Skip the pictures. Copy all the rest of the records down exactly.
### DATA LINES
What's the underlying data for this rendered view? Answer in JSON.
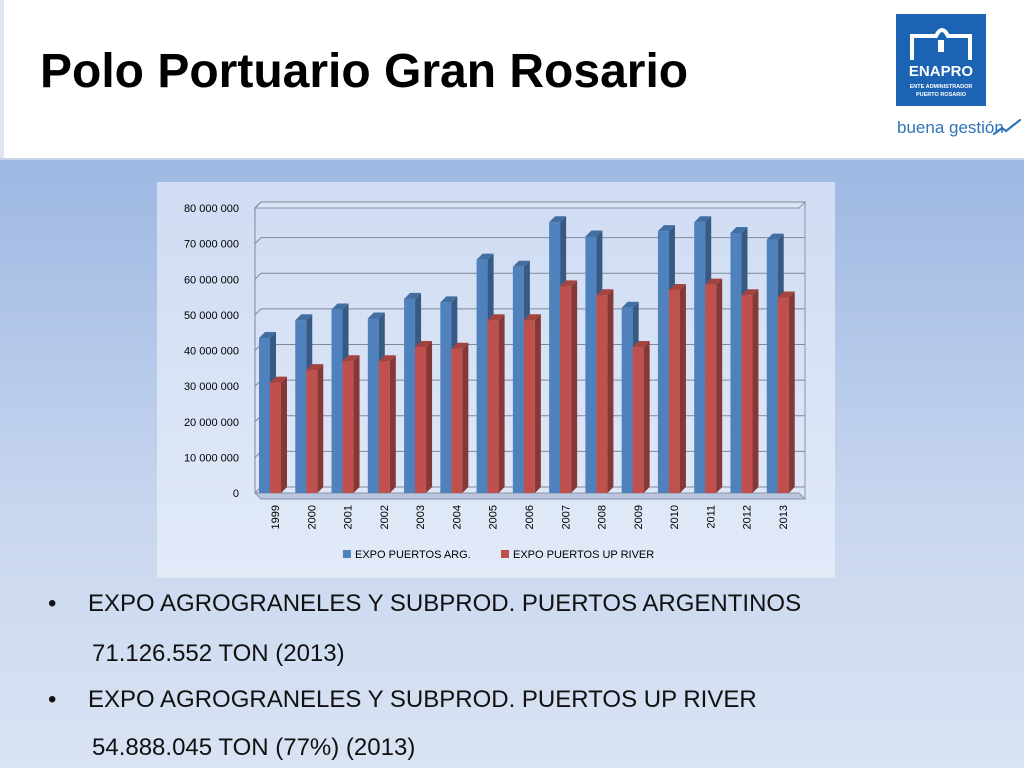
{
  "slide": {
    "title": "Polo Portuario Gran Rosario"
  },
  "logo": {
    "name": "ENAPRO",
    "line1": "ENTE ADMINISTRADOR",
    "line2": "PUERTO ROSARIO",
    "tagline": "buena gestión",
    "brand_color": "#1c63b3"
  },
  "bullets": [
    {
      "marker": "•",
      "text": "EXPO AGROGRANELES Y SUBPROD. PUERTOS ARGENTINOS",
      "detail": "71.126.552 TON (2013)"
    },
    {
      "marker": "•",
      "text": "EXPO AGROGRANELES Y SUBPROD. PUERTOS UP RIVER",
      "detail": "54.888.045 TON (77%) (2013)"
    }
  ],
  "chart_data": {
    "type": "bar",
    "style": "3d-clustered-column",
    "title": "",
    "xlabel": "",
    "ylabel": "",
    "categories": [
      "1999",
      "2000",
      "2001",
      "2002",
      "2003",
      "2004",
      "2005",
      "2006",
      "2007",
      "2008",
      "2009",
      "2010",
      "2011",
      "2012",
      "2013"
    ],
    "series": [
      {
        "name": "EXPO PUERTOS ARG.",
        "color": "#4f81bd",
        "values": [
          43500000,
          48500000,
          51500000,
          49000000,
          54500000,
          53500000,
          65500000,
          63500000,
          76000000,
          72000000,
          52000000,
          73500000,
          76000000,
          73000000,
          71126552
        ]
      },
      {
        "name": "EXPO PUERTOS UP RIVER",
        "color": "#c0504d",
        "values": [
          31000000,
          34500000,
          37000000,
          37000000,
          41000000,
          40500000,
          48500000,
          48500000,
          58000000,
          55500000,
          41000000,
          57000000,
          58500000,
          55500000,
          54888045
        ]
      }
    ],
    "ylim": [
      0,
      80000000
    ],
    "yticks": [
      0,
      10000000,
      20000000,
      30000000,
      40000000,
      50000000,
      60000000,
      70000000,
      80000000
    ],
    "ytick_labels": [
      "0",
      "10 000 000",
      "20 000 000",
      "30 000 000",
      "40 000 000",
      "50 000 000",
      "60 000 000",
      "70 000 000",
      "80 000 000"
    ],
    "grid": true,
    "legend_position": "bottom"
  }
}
######
**TASK RESULT:**
What's the underlying data for this rendered view? Answer in JSON.
{
  "slide": {
    "title": "Polo Portuario Gran Rosario"
  },
  "logo": {
    "name": "ENAPRO",
    "line1": "ENTE ADMINISTRADOR",
    "line2": "PUERTO ROSARIO",
    "tagline": "buena gestión",
    "brand_color": "#1c63b3"
  },
  "bullets": [
    {
      "marker": "•",
      "text": "EXPO AGROGRANELES Y SUBPROD. PUERTOS ARGENTINOS",
      "detail": "71.126.552 TON (2013)"
    },
    {
      "marker": "•",
      "text": "EXPO AGROGRANELES Y SUBPROD. PUERTOS UP RIVER",
      "detail": "54.888.045 TON (77%) (2013)"
    }
  ],
  "chart_data": {
    "type": "bar",
    "style": "3d-clustered-column",
    "title": "",
    "xlabel": "",
    "ylabel": "",
    "categories": [
      "1999",
      "2000",
      "2001",
      "2002",
      "2003",
      "2004",
      "2005",
      "2006",
      "2007",
      "2008",
      "2009",
      "2010",
      "2011",
      "2012",
      "2013"
    ],
    "series": [
      {
        "name": "EXPO PUERTOS ARG.",
        "color": "#4f81bd",
        "values": [
          43500000,
          48500000,
          51500000,
          49000000,
          54500000,
          53500000,
          65500000,
          63500000,
          76000000,
          72000000,
          52000000,
          73500000,
          76000000,
          73000000,
          71126552
        ]
      },
      {
        "name": "EXPO PUERTOS UP RIVER",
        "color": "#c0504d",
        "values": [
          31000000,
          34500000,
          37000000,
          37000000,
          41000000,
          40500000,
          48500000,
          48500000,
          58000000,
          55500000,
          41000000,
          57000000,
          58500000,
          55500000,
          54888045
        ]
      }
    ],
    "ylim": [
      0,
      80000000
    ],
    "yticks": [
      0,
      10000000,
      20000000,
      30000000,
      40000000,
      50000000,
      60000000,
      70000000,
      80000000
    ],
    "ytick_labels": [
      "0",
      "10 000 000",
      "20 000 000",
      "30 000 000",
      "40 000 000",
      "50 000 000",
      "60 000 000",
      "70 000 000",
      "80 000 000"
    ],
    "grid": true,
    "legend_position": "bottom"
  }
}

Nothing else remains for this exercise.